Work to complete
Reproduce the data in its entirety, exactly as supplied.

Material for this task
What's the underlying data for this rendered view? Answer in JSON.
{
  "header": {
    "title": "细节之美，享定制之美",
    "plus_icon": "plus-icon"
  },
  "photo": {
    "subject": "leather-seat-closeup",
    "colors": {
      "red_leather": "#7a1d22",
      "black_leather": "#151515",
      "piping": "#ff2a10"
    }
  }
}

Correct result
What's the underlying data for this rendered view? Answer in JSON.
{
  "header": {
    "title": "细节之美，享定制之美",
    "plus_icon": "plus-icon"
  },
  "photo": {
    "subject": "leather-seat-closeup",
    "colors": {
      "red_leather": "#7a1d22",
      "black_leather": "#151515",
      "piping": "#ff2a10"
    }
  }
}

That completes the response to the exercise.